## Text section
How did the Russian revolutionaries defeat the coup and why is it that the Sirisena-Ranil combo is unable to deal with a threat to its own survival? The difference is two-fold; mobilisation and leadership. Thousands occupied railway lines and roads, railway workers stopped troop rains, revolutionary soldiers climbed aboard and fraternised with Kornilov’s battalions, women clambered up everywhere, pressed in among the soldiers and demanded to know "Are you going to shoot your mothers and sisters?" There is a marvellous chapter about the ‘routing’ of Kornilov’s army by people-power in Trotsky’s ‘History of the Russian Revolution’. In modern times we have seen people-power defeat dictators and armies in the Philippines, Easter Europe and briefly in the Arab Spring.

But mobilisation cannot happen, or will be thrown back after initial success, unless there is leadership. This is where Lenin and the network the Bolsheviks had built were decisive. Lenin who went to hiding in Finland at the start of the coup came back to Petrograd in September and took control of party and events. (He was no petty bourgeois romantic who bared his chest and declared "Shoot to see". He was a revolutionary realist). He held the Party back and refused to sanction a power grab till the Petrograd Soviet whose chairman was Trotsky – also head of its Military Revolutionary Committee – was ready to take power in the name of the Soviets, not in the name of the Party. "Peace, Land and Bread" had to seep deep everywhere. Peace for a nation exhausted from war and desperate for a settlement; land for a peasantry hungry for the great estates of the grandees and bread for starving Russia. Remember this above all else; there would have been no October if the backlash of August had not been defeated.

Thus I come to the moral of my story. There will no new constitution, no useful amendments, no economic programme, "no peace, no rest" until the counterrevolution in full swing under the leadership of the Joint Opposition is confronted and crushed. This political challenge has to be met first, otherwise nothing will happen; the government will whimper and die. To address that task the people have to be mobilised, for which in turn we need leadership. Will Sirisena tuck up his cloth and storm out declaiming "Gahuwoth Gahanawa"? Will Ranil strip off his suit, don a pair of shorts and accept the challenge instead of indulging in chamber room squabbles and daydreaming of life after Sirisena? Mobilisation has its own internal momentum and will move beyond limits and restraints imposed by conservative leaders. Maybe Ranil sees this and fights shy. Maybe Sirisena demurs for the same reason. The S&R duumvirate is ducking. Realising this citizen’s movements, smaller parties, associations of artists, journalists and trade unions are taking up the challenge. As this mobilisation builds it will confront the JO, then S&R will no longer be able to hide under their beds; they will be dragged out, kicking and screaming and made to stand in front.

The real issue right now is not the words in the Draft Constitution, or economic ideology, or the national question. No the stuff of the day is the political battle – Kornoliov or Lenin, Joint Opposition or January 8 Movement. He who wins this battle on the streets and in the eyes of the people will carry all before him. After that, victory at a referendum will be plain sailing.

[Readers last week would have been confounded since the paper did not reproduce the annotated photograph I submitted but had wrongly substituted another. Furthermore the caption contradicted my statements in the text. For the correct picture please visit: www.colombotelegraph.com/index.php/we-must-not-put-cart-before-horse-on-constitutional-referendum/. Sinhala readers will find the correct picture in the Ravaya of 19 February.].

## Information given
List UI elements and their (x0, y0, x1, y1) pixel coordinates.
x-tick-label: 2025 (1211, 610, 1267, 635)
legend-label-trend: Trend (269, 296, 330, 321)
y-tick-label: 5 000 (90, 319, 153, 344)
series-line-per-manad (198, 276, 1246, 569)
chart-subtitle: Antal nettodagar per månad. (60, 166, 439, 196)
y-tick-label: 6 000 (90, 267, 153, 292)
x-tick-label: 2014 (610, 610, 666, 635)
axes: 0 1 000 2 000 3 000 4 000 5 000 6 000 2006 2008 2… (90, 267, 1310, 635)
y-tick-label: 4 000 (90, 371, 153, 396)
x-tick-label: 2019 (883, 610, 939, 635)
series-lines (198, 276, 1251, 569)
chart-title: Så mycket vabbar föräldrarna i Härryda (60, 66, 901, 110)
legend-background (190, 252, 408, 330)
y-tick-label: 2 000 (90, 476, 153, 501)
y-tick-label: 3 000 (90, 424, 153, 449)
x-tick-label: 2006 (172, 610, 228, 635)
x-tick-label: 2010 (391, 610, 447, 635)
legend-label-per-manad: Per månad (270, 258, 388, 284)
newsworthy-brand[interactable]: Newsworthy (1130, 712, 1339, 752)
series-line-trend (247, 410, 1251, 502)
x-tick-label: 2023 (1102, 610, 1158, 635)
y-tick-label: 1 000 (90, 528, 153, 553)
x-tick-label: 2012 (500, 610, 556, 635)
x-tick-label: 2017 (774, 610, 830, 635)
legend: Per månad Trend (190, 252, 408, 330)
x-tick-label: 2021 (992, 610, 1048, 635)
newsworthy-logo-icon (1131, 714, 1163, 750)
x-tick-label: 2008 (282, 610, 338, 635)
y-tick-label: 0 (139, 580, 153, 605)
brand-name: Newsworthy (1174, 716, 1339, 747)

## Work request 1
Where did Lenin go into hiding at the start of the coup, according to the opinion piece?
## Work request 2
Return the part of the opinion piece from "How did the" up to and including "the Arab Spring.", copied word for word.
Rely only on the opinion piece for what comes next.

## Exercise response 1
In Finland.

## Exercise response 2
How did the Russian revolutionaries defeat the coup and why is it that the Sirisena-Ranil combo is unable to deal with a threat to its own survival? The difference is two-fold; mobilisation and leadership. Thousands occupied railway lines and roads, railway workers stopped troop rains, revolutionary soldiers climbed aboard and fraternised with Kornilov’s battalions, women clambered up everywhere, pressed in among the soldiers and demanded to know "Are you going to shoot your mothers and sisters?" There is a marvellous chapter about the ‘routing’ of Kornilov’s army by people-power in Trotsky’s ‘History of the Russian Revolution’. In modern times we have seen people-power defeat dictators and armies in the Philippines, Easter Europe and briefly in the Arab Spring.